■ Dataset items ■
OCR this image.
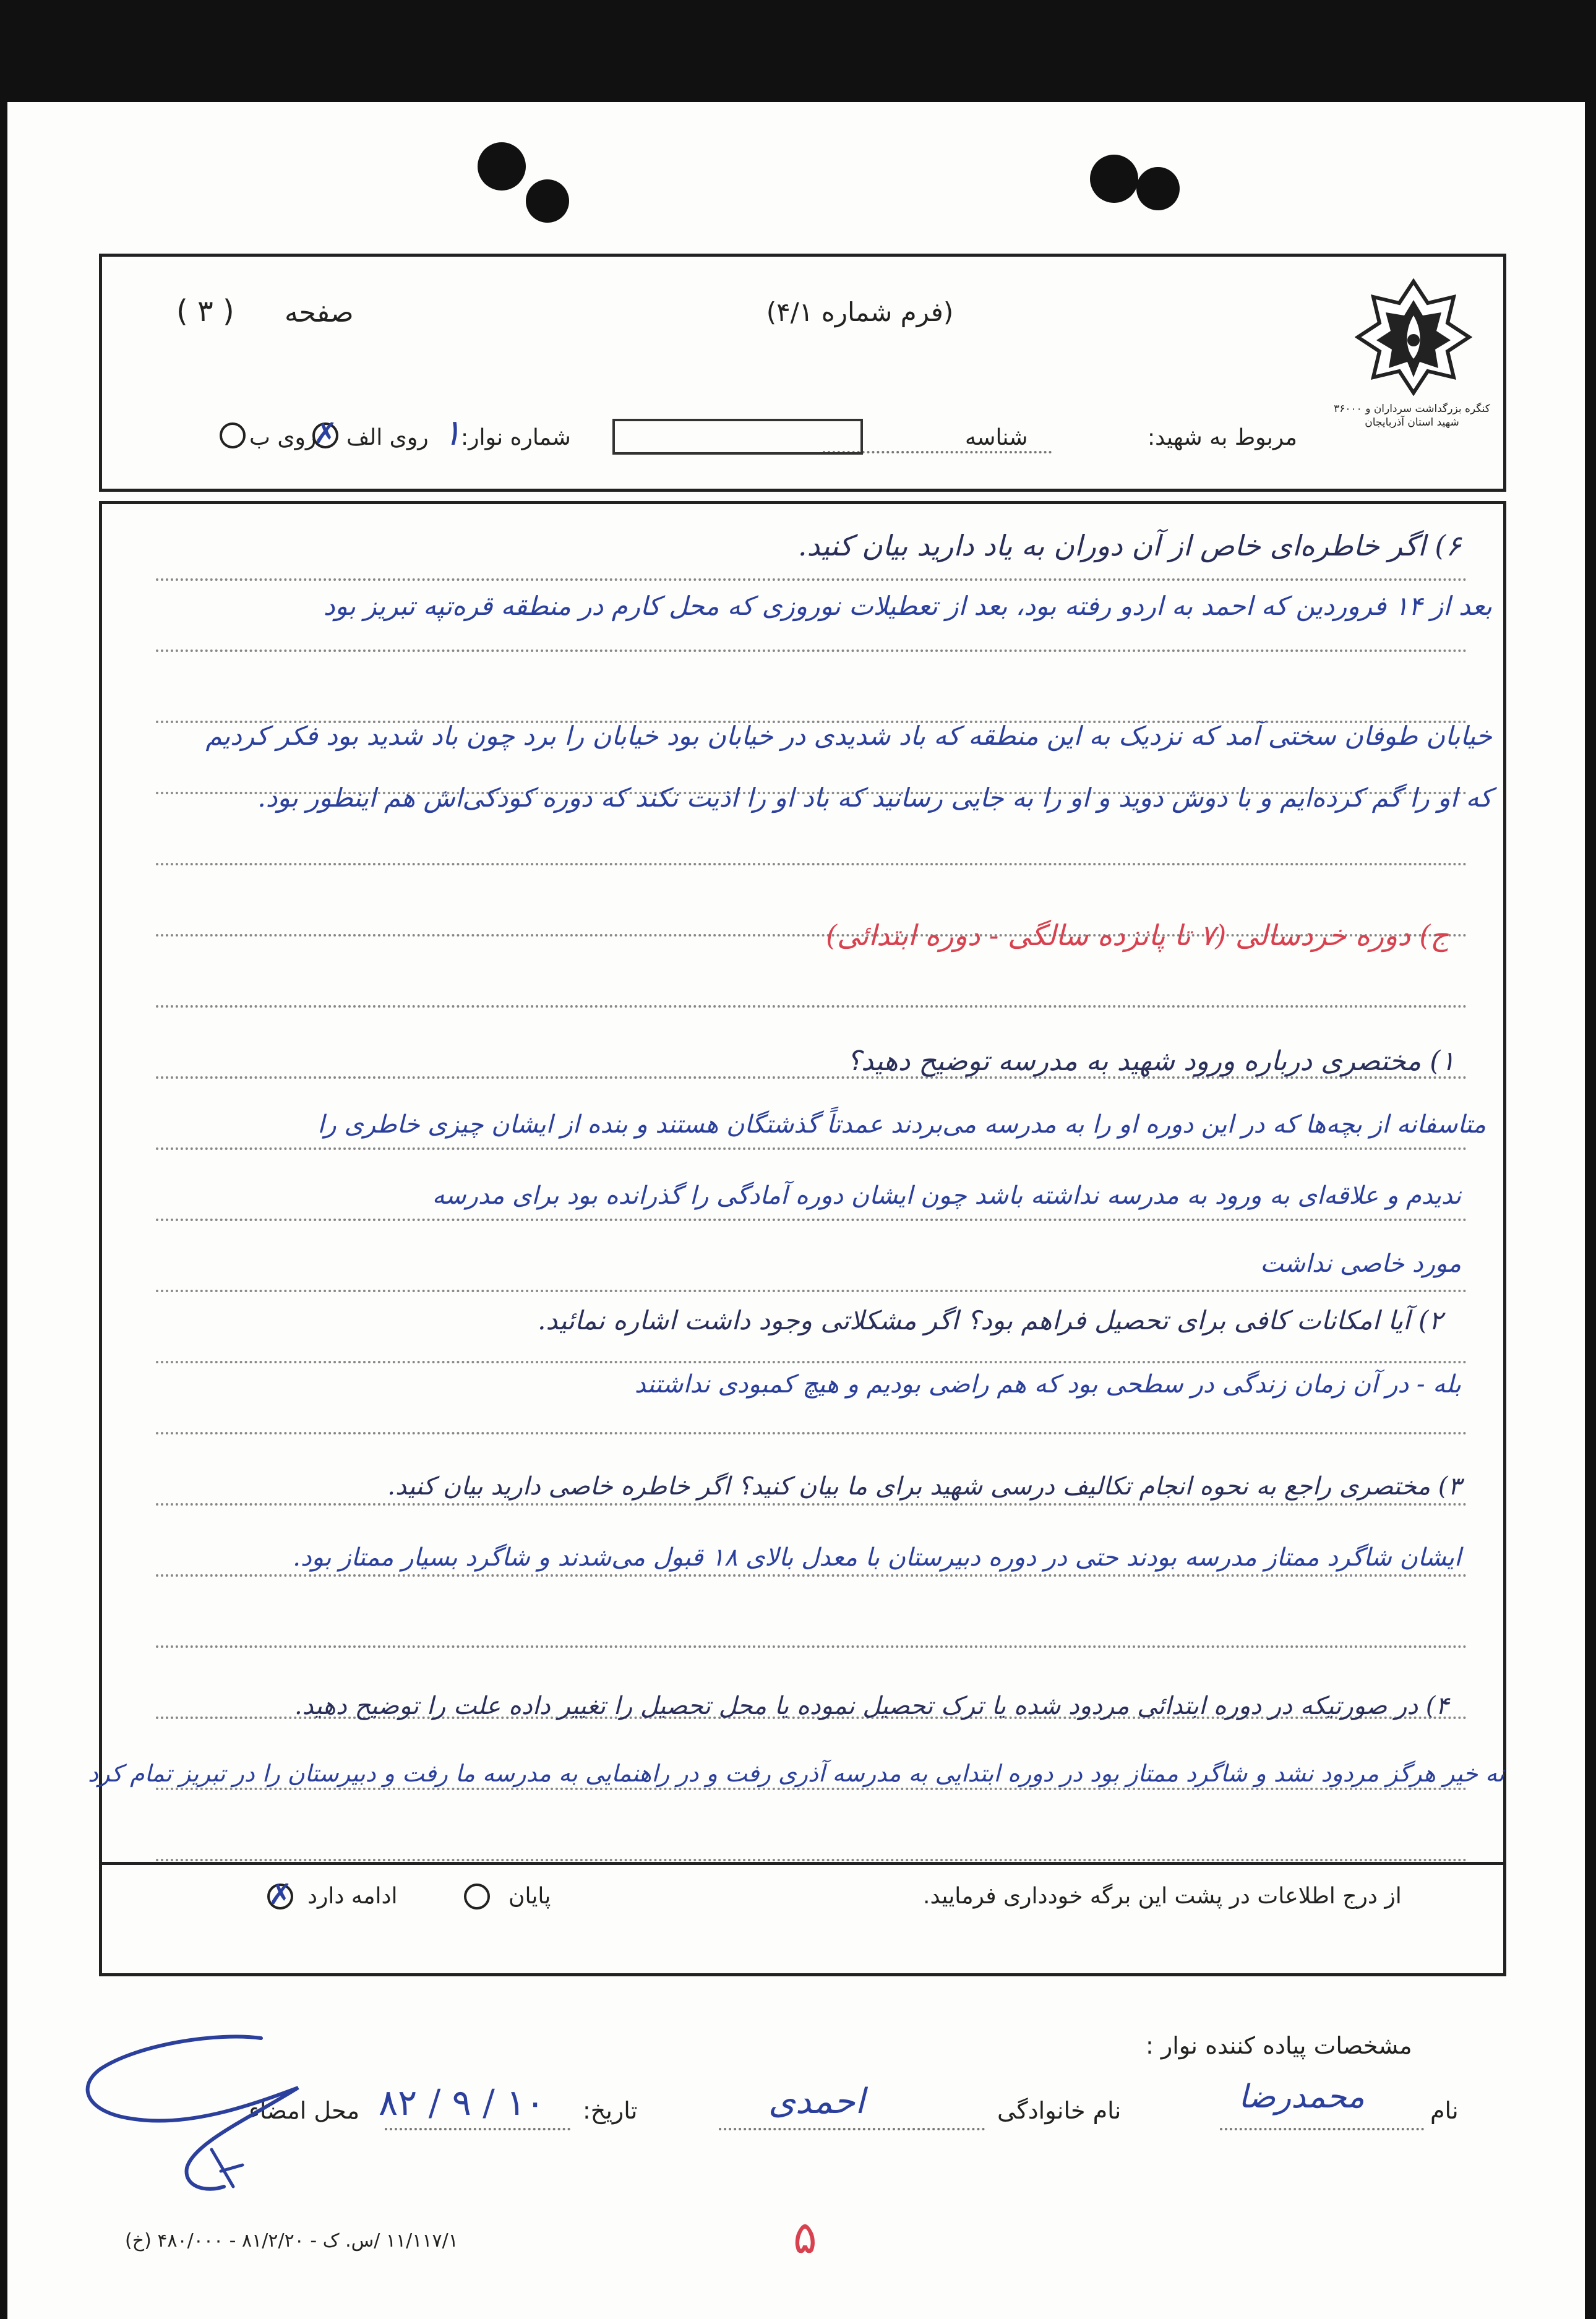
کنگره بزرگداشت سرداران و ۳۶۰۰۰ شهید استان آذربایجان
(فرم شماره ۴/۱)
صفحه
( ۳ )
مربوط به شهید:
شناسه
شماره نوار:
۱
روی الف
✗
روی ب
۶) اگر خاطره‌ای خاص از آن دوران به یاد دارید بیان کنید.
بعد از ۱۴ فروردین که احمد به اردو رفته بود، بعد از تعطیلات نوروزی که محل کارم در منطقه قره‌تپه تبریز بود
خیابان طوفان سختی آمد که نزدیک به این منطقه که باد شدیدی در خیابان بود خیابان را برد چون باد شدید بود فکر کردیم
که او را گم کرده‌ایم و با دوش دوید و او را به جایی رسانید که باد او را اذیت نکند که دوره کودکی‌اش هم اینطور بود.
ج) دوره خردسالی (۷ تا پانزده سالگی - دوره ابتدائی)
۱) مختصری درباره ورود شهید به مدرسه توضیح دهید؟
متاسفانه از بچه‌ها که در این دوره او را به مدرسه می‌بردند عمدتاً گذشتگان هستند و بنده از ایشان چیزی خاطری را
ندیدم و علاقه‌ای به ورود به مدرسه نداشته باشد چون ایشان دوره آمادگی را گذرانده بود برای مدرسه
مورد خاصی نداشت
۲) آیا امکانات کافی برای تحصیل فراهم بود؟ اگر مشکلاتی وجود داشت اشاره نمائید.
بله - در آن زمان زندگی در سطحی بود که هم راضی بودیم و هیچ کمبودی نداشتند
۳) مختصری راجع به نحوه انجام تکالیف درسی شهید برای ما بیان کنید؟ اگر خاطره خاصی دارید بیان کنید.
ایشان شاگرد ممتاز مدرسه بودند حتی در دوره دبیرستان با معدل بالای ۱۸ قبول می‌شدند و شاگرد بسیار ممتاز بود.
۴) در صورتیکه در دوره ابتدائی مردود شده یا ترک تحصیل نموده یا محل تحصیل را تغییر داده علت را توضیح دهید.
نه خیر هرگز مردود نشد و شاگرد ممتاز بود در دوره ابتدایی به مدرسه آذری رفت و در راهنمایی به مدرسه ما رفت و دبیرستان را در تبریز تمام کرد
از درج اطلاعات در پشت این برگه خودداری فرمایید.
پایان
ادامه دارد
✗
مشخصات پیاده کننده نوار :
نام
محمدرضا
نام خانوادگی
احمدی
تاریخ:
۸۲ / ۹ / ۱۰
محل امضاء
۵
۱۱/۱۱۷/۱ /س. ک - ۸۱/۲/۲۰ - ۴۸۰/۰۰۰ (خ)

■ Given problem ■
Read the data above. Pull out each line in which the string "خاصی" appears.

■ Exercise solution ■
مورد خاصی نداشت
۳) مختصری راجع به نحوه انجام تکالیف درسی شهید برای ما بیان کنید؟ اگر خاطره خاصی دارید بیان کنید.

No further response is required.